EXERCISE PROMPT - Examine the entries and show every line in which the word "учебы" is found.

[PROVIDED DATA start]

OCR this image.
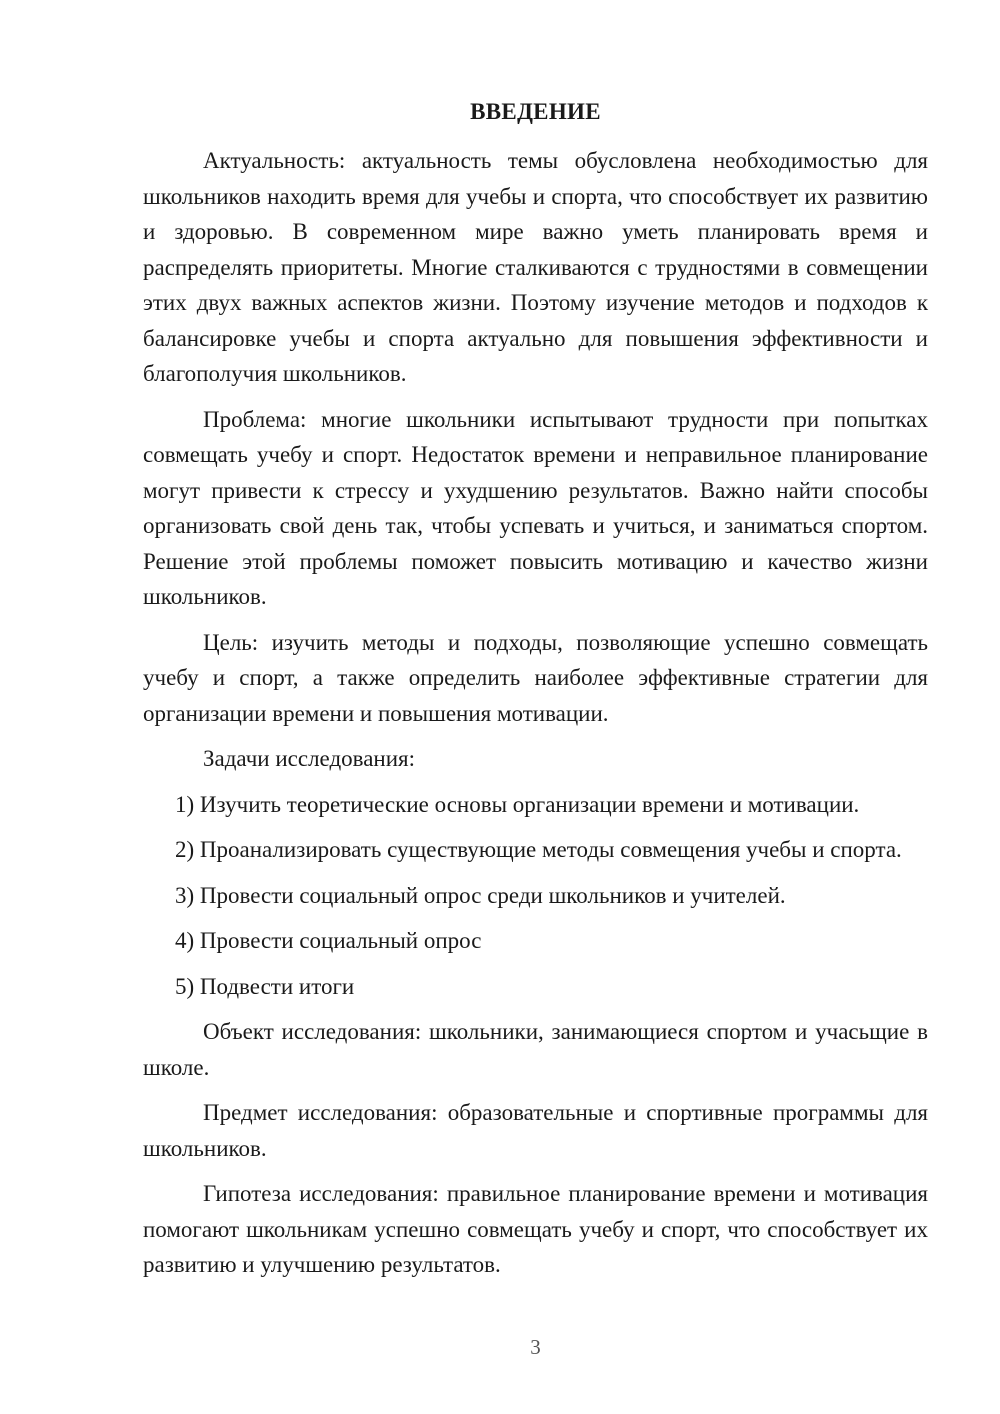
ВВЕДЕНИЕ

Актуальность: актуальность темы обусловлена необходимостью для школьников находить время для учебы и спорта, что способствует их развитию и здоровью. В современном мире важно уметь планировать время и распределять приоритеты. Многие сталкиваются с трудностями в совмещении этих двух важных аспектов жизни. Поэтому изучение методов и подходов к балансировке учебы и спорта актуально для повышения эффективности и благополучия школьников.

Проблема: многие школьники испытывают трудности при попытках совмещать учебу и спорт. Недостаток времени и неправильное планирование могут привести к стрессу и ухудшению результатов. Важно найти способы организовать свой день так, чтобы успевать и учиться, и заниматься спортом. Решение этой проблемы поможет повысить мотивацию и качество жизни школьников.

Цель: изучить методы и подходы, позволяющие успешно совмещать учебу и спорт, а также определить наиболее эффективные стратегии для организации времени и повышения мотивации.

Задачи исследования:

1) Изучить теоретические основы организации времени и мотивации.

2) Проанализировать существующие методы совмещения учебы и спорта.

3) Провести социальный опрос среди школьников и учителей.

4) Провести социальный опрос

5) Подвести итоги

Объект исследования: школьники, занимающиеся спортом и учасьщие в школе.

Предмет исследования: образовательные и спортивные программы для школьников.

Гипотеза исследования: правильное планирование времени и мотивация помогают школьникам успешно совмещать учебу и спорт, что способствует их развитию и улучшению результатов.

3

[PROVIDED DATA end]

FINISHED TASK -
Актуальность: актуальность темы обусловлена необходимостью для школьников находить время для учебы и спорта, что способствует их развитию и здоровью. В современном мире важно уметь планировать время и распределять приоритеты. Многие сталкиваются с трудностями в совмещении этих двух важных аспектов жизни. Поэтому изучение методов и подходов к балансировке учебы и спорта актуально для повышения эффективности и благополучия школьников.
2) Проанализировать существующие методы совмещения учебы и спорта.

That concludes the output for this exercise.